*Task*: Take each line containing the word "name" and copy it.

*Entries provided*:
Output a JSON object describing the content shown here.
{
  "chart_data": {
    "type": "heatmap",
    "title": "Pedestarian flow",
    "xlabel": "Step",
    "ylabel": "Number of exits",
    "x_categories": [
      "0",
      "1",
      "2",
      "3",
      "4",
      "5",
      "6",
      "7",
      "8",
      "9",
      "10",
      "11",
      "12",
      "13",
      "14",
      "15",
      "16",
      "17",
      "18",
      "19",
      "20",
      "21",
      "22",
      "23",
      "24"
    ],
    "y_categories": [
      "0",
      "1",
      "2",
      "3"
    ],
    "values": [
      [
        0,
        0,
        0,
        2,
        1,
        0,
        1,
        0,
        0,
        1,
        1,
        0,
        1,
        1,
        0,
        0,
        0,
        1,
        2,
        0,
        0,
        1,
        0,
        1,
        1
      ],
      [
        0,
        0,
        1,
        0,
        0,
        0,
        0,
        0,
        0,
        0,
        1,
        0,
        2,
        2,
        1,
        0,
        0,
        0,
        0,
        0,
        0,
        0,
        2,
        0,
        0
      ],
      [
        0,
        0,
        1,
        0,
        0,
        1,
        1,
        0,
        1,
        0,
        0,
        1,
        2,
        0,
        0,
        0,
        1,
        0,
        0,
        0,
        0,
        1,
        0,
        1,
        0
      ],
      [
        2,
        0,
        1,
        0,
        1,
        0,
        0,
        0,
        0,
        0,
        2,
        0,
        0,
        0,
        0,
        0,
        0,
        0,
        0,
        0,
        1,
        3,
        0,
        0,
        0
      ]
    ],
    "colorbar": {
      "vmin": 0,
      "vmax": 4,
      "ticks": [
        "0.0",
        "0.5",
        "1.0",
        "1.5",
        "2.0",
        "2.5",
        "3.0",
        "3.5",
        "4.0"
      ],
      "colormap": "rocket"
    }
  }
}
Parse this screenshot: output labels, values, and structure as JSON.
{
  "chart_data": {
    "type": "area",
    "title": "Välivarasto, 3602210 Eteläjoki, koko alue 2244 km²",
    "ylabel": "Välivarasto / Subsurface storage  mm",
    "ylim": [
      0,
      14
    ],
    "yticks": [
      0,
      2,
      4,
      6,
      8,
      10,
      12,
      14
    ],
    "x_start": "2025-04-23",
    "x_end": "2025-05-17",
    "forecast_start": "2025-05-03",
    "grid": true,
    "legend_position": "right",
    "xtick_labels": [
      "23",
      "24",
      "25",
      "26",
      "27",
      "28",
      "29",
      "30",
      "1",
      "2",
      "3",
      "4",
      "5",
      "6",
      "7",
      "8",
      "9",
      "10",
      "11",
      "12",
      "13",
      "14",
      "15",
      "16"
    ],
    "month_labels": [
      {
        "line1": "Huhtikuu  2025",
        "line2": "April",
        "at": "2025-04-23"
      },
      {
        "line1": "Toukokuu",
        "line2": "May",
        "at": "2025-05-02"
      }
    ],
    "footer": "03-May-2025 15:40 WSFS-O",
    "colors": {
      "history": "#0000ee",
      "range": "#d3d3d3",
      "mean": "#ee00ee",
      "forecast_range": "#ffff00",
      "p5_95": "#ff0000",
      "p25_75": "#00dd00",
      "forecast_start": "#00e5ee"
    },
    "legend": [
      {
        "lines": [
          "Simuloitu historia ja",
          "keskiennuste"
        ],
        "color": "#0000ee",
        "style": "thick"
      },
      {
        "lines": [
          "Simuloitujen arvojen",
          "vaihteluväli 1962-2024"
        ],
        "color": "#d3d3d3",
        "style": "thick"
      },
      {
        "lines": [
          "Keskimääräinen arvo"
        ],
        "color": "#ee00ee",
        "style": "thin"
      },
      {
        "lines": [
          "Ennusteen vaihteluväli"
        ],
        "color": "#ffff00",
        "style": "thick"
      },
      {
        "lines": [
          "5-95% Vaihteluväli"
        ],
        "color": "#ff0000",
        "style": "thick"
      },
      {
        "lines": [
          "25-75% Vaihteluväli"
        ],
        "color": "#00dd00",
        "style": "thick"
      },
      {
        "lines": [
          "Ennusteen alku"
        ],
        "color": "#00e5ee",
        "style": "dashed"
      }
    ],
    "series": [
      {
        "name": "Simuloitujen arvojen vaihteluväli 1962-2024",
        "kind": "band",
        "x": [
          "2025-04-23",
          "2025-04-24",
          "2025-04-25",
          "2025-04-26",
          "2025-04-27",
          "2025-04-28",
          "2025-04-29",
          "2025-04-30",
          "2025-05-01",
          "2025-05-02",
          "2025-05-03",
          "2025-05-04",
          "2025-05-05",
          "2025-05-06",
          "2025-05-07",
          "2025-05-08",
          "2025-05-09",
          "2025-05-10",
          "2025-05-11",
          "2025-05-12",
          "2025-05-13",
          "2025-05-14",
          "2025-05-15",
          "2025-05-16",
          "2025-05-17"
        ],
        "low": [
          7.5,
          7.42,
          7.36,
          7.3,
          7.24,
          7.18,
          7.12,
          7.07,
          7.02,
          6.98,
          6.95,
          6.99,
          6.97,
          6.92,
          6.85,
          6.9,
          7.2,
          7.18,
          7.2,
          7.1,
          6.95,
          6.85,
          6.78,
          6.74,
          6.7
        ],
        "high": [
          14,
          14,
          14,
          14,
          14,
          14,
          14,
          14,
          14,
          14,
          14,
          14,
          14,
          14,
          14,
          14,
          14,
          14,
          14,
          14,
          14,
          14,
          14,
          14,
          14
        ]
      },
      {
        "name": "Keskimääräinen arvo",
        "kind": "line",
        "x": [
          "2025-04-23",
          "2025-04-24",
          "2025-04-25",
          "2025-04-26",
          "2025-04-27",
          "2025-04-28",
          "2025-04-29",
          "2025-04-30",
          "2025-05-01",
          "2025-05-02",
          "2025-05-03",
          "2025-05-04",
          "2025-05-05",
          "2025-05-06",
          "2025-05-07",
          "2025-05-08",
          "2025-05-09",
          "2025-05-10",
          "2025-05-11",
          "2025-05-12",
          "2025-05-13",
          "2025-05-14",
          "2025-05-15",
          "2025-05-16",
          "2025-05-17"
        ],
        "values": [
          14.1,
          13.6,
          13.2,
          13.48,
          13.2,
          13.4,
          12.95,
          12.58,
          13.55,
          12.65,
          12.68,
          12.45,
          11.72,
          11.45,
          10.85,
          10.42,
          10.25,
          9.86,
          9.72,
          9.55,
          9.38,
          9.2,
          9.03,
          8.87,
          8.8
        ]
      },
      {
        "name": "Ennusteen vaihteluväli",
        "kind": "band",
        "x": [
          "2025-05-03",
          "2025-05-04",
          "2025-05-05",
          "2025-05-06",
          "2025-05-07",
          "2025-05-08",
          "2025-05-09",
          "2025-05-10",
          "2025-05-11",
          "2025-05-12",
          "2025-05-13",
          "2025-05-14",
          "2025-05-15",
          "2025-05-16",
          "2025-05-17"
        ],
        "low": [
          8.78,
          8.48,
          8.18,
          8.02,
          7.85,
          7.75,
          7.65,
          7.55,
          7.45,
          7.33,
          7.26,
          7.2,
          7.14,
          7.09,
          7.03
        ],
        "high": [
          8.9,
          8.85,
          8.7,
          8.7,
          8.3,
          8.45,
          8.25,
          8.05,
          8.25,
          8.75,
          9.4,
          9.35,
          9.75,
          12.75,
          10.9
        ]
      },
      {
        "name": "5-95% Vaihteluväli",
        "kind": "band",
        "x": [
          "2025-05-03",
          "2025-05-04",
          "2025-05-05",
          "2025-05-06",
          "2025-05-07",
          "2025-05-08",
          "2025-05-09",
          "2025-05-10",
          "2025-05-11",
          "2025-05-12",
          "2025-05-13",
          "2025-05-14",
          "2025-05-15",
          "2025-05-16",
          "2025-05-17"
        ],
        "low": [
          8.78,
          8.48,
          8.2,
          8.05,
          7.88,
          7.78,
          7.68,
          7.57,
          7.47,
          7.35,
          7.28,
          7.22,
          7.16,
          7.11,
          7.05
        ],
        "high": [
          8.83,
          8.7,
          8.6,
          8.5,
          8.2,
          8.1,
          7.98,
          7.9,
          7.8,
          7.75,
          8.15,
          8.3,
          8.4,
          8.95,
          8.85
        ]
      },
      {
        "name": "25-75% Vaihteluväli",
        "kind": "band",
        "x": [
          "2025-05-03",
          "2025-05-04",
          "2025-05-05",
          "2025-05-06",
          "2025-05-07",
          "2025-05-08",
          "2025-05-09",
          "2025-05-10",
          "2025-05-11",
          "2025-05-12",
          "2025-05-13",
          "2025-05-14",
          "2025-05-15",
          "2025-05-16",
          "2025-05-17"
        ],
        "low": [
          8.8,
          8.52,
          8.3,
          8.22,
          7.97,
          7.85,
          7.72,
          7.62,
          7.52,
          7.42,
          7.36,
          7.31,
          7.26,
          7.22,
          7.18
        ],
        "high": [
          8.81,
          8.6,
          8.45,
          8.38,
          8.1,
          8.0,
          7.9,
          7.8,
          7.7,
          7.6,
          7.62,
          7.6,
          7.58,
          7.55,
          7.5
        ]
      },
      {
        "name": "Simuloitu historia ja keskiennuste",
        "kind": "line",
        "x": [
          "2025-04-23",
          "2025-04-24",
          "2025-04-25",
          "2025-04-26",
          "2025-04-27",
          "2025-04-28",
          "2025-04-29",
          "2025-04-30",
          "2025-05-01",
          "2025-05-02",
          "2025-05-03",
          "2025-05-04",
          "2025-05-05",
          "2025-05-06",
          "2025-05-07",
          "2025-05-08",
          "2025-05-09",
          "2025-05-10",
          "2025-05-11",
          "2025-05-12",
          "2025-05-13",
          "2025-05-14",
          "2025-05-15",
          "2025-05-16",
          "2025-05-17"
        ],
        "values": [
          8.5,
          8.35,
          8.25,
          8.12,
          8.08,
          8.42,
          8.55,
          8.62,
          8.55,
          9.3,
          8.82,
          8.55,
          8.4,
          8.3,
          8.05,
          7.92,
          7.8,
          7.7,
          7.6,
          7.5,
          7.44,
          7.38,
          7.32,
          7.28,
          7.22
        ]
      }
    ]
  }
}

*Correct response*:
        "name": "Simuloitujen arvojen vaihteluväli 1962-2024",
        "name": "Keskimääräinen arvo",
        "name": "Ennusteen vaihteluväli",
        "name": "5-95% Vaihteluväli",
        "name": "25-75% Vaihteluväli",
        "name": "Simuloitu historia ja keskiennuste",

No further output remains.